Omit any picture, and return the remaining data exactly as written.

+++ Records for processing

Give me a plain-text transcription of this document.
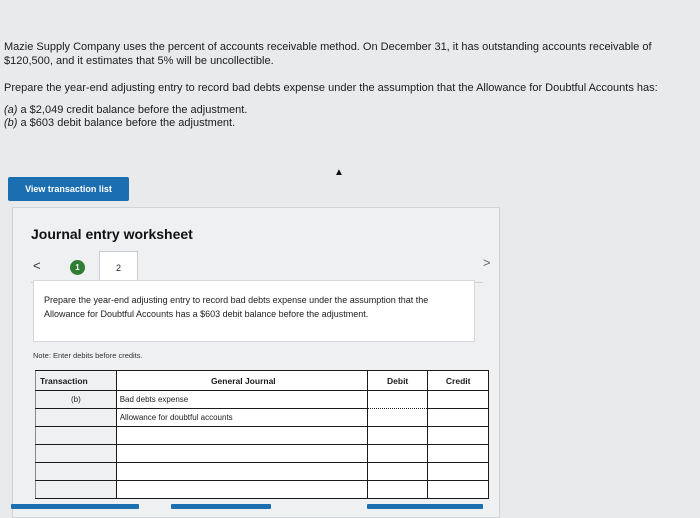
Mazie Supply Company uses the percent of accounts receivable method. On December 31, it has outstanding accounts receivable of $120,500, and it estimates that 5% will be uncollectible.

Prepare the year-end adjusting entry to record bad debts expense under the assumption that the Allowance for Doubtful Accounts has:

(a) a $2,049 credit balance before the adjustment.
(b) a $603 debit balance before the adjustment.
View transaction list
▲
Journal entry worksheet
<	1	2	>
Prepare the year-end adjusting entry to record bad debts expense under the assumption that the Allowance for Doubtful Accounts has a $603 debit balance before the adjustment.
Note: Enter debits before credits.
Transaction	General Journal	Debit	Credit
(b)	Bad debts expense		
	Allowance for doubtful accounts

++++++

▶ **Correct answer**
Give me a plain-text transcription of this document.
Mazie Supply Company uses the percent of accounts receivable method. On December 31, it has outstanding accounts receivable of $120,500, and it estimates that 5% will be uncollectible.

Prepare the year-end adjusting entry to record bad debts expense under the assumption that the Allowance for Doubtful Accounts has:

(a) a $2,049 credit balance before the adjustment.
(b) a $603 debit balance before the adjustment.
View transaction list
▲
Journal entry worksheet
<	1	2	>
Prepare the year-end adjusting entry to record bad debts expense under the assumption that the Allowance for Doubtful Accounts has a $603 debit balance before the adjustment.
Note: Enter debits before credits.
Transaction	General Journal	Debit	Credit
(b)	Bad debts expense		
	Allowance for doubtful accounts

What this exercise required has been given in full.